Reproduce the records below exactly as they appear.

Dataset »
::::::::

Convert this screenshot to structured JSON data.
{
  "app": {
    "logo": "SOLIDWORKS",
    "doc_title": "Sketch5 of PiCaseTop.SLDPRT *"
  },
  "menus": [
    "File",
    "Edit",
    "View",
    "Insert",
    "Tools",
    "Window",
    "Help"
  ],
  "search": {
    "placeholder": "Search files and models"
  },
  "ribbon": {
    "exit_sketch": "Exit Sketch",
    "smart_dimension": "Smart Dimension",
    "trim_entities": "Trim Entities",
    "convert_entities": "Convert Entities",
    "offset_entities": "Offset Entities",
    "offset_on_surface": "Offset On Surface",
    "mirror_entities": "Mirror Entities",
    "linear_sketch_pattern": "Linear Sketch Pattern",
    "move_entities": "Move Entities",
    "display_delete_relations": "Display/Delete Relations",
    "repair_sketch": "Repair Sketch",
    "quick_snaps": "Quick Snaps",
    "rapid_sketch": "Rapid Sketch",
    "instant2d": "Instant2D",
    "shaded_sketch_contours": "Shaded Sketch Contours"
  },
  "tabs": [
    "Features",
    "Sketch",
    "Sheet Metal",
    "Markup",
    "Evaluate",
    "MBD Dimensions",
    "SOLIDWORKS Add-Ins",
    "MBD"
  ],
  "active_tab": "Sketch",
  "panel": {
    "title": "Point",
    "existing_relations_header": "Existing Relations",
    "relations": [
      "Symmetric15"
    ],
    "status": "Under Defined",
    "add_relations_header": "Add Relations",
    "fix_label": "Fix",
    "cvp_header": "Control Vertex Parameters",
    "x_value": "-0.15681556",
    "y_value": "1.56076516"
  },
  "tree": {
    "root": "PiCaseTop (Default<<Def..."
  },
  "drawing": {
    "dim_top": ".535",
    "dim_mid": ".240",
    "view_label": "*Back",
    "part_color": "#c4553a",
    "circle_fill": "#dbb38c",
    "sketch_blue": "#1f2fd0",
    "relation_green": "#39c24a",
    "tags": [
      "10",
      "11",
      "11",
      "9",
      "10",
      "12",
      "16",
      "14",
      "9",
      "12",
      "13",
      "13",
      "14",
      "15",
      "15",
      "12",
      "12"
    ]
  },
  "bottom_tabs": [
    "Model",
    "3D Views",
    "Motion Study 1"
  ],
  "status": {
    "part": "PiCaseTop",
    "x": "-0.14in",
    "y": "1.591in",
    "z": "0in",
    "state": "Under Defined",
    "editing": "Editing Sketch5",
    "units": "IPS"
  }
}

::::::::

Result of the exercise »
Convert this screenshot to structured JSON data.
{
  "app": {
    "logo": "SOLIDWORKS",
    "doc_title": "Sketch5 of PiCaseTop.SLDPRT *"
  },
  "menus": [
    "File",
    "Edit",
    "View",
    "Insert",
    "Tools",
    "Window",
    "Help"
  ],
  "search": {
    "placeholder": "Search files and models"
  },
  "ribbon": {
    "exit_sketch": "Exit Sketch",
    "smart_dimension": "Smart Dimension",
    "trim_entities": "Trim Entities",
    "convert_entities": "Convert Entities",
    "offset_entities": "Offset Entities",
    "offset_on_surface": "Offset On Surface",
    "mirror_entities": "Mirror Entities",
    "linear_sketch_pattern": "Linear Sketch Pattern",
    "move_entities": "Move Entities",
    "display_delete_relations": "Display/Delete Relations",
    "repair_sketch": "Repair Sketch",
    "quick_snaps": "Quick Snaps",
    "rapid_sketch": "Rapid Sketch",
    "instant2d": "Instant2D",
    "shaded_sketch_contours": "Shaded Sketch Contours"
  },
  "tabs": [
    "Features",
    "Sketch",
    "Sheet Metal",
    "Markup",
    "Evaluate",
    "MBD Dimensions",
    "SOLIDWORKS Add-Ins",
    "MBD"
  ],
  "active_tab": "Sketch",
  "panel": {
    "title": "Point",
    "existing_relations_header": "Existing Relations",
    "relations": [
      "Symmetric15"
    ],
    "status": "Under Defined",
    "add_relations_header": "Add Relations",
    "fix_label": "Fix",
    "cvp_header": "Control Vertex Parameters",
    "x_value": "-0.15681556",
    "y_value": "1.56076516"
  },
  "tree": {
    "root": "PiCaseTop (Default<<Def..."
  },
  "drawing": {
    "dim_top": ".535",
    "dim_mid": ".240",
    "view_label": "*Back",
    "part_color": "#c4553a",
    "circle_fill": "#dbb38c",
    "sketch_blue": "#1f2fd0",
    "relation_green": "#39c24a",
    "tags": [
      "10",
      "11",
      "11",
      "9",
      "10",
      "12",
      "16",
      "14",
      "9",
      "12",
      "13",
      "13",
      "14",
      "15",
      "15",
      "12",
      "12"
    ]
  },
  "bottom_tabs": [
    "Model",
    "3D Views",
    "Motion Study 1"
  ],
  "status": {
    "part": "PiCaseTop",
    "x": "-0.14in",
    "y": "1.591in",
    "z": "0in",
    "state": "Under Defined",
    "editing": "Editing Sketch5",
    "units": "IPS"
  }
}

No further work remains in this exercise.